Stated task -
Take every line from the listing below that includes "Powerful" and copy it.

Exercise inputs -
________
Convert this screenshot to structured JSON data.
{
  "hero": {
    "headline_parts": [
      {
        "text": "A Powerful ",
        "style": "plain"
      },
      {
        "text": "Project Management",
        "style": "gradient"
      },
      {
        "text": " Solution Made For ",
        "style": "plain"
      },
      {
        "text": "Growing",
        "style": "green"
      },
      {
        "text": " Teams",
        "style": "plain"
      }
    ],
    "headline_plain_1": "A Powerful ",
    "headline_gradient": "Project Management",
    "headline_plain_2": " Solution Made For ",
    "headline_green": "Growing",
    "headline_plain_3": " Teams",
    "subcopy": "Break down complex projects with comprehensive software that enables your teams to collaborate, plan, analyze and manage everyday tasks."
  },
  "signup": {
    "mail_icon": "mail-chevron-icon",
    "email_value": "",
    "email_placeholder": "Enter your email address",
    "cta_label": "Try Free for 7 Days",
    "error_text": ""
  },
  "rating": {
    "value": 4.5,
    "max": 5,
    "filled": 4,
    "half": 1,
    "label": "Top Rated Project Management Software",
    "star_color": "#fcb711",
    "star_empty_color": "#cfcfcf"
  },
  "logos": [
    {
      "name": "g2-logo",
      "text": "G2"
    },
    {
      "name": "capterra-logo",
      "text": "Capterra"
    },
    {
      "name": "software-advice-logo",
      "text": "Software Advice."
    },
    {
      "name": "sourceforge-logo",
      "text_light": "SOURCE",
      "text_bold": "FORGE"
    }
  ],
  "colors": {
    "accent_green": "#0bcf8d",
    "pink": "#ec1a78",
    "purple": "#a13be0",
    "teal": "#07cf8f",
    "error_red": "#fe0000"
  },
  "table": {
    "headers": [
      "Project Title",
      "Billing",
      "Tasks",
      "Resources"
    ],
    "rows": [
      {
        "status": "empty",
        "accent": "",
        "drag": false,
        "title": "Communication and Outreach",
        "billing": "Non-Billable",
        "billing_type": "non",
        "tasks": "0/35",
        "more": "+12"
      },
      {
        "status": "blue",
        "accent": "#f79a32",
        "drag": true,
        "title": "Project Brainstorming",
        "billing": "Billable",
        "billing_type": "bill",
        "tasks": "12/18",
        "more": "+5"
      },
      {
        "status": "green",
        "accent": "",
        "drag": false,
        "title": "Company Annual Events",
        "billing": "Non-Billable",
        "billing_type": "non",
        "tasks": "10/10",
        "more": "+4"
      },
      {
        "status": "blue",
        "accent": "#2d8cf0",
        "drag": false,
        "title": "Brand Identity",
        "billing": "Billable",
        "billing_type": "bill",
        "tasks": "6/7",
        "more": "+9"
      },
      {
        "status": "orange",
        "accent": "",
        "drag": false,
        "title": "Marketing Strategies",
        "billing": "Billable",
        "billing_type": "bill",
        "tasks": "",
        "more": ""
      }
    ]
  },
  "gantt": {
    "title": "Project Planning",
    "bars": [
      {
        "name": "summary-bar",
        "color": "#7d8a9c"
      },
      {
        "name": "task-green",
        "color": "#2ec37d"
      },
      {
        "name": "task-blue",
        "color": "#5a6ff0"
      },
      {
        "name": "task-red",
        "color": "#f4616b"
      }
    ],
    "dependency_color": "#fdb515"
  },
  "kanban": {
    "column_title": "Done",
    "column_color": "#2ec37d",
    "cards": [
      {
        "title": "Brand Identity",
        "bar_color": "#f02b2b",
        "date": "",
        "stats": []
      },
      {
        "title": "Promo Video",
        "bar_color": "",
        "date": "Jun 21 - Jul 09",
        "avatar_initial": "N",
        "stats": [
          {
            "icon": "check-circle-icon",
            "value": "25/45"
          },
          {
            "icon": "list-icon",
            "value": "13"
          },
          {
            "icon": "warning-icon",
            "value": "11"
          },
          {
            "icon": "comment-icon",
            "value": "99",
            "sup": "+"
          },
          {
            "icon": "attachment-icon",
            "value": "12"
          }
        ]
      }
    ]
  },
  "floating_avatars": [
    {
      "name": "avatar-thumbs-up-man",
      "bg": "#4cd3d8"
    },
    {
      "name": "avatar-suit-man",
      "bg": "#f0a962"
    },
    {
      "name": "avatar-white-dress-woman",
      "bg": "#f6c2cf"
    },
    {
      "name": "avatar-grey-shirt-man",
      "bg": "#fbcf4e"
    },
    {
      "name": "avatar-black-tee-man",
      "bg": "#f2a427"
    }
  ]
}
________
Exercise response -
        "text": "A Powerful ",
    "headline_plain_1": "A Powerful ",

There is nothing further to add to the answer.